• _Brief_
Copy out the lines that have "Einfügen" in them.

[Extracted records]
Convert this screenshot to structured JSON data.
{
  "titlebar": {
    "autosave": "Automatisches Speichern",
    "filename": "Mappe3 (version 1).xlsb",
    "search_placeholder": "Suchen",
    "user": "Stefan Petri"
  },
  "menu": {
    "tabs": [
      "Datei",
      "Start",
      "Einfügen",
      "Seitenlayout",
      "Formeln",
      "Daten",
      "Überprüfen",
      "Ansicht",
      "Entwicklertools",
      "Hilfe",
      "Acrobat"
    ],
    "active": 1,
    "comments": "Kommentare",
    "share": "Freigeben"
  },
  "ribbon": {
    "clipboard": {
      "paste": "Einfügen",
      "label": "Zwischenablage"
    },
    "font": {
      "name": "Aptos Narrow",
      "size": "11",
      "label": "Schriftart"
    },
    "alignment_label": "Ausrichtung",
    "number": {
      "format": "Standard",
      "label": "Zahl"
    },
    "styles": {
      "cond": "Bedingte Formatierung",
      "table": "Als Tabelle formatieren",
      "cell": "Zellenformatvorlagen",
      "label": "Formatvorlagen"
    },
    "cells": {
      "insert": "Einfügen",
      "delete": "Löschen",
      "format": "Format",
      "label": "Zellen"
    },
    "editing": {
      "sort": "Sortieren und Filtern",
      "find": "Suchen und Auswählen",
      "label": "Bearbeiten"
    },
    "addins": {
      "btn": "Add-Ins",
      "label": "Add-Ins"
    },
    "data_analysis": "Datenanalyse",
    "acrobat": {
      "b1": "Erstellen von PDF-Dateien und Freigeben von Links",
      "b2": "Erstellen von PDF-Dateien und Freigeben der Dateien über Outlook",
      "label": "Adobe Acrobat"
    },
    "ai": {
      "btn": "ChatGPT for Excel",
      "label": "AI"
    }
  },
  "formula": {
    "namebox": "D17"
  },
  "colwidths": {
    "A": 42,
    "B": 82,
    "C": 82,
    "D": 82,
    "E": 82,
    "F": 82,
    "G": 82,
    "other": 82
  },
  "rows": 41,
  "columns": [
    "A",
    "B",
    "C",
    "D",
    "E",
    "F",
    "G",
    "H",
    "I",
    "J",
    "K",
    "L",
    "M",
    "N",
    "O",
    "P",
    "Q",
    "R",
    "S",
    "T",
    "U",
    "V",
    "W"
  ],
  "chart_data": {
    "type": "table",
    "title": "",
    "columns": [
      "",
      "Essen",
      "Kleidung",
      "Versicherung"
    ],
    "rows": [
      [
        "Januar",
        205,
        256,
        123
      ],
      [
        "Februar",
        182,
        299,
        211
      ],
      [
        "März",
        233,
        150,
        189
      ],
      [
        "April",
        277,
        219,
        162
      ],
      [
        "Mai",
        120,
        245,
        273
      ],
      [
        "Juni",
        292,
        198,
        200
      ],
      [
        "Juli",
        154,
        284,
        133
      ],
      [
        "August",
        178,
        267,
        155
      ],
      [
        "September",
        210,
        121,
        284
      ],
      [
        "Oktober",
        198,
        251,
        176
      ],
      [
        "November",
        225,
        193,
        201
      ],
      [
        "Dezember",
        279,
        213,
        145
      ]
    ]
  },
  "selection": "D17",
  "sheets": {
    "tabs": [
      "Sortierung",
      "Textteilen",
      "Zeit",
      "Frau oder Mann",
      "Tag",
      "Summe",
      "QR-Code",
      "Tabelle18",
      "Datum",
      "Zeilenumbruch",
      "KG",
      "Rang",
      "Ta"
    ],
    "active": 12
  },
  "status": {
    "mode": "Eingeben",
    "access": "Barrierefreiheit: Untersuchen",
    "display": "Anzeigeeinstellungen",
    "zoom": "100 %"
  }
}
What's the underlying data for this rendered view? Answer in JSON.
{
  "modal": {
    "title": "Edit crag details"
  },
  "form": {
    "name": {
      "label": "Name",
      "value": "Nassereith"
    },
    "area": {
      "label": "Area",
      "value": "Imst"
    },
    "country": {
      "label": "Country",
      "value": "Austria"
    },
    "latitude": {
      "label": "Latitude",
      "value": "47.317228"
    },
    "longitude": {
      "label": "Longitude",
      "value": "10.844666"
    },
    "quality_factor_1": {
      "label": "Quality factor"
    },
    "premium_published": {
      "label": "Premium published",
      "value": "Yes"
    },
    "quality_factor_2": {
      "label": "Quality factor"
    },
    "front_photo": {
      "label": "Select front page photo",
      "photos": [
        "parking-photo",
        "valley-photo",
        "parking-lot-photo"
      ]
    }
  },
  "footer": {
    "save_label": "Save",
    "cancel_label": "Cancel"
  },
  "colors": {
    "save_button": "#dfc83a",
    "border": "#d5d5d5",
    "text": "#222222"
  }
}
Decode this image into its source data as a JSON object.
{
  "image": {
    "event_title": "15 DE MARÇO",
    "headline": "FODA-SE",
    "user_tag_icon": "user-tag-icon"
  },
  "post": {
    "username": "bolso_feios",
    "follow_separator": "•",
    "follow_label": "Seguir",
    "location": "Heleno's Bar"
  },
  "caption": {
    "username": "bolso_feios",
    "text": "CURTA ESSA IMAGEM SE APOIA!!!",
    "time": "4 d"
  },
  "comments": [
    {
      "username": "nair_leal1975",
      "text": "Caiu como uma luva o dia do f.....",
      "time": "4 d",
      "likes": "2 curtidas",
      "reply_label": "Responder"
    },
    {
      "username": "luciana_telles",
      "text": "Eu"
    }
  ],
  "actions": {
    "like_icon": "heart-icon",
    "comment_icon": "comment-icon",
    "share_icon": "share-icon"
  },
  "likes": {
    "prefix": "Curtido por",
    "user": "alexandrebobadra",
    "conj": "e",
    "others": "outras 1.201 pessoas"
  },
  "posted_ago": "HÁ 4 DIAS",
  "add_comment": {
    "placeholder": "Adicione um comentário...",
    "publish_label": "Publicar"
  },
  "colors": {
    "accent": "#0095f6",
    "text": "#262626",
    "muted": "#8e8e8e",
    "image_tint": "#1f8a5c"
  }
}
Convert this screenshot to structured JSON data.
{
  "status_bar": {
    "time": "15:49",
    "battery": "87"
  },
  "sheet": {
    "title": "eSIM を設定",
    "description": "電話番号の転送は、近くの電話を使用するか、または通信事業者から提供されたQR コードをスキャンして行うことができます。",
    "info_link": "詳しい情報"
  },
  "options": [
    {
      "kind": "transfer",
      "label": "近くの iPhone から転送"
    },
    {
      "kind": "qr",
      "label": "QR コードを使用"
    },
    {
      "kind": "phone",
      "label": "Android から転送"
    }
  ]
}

• _Solution to the problem_
      "Einfügen",
      "paste": "Einfügen",
      "insert": "Einfügen",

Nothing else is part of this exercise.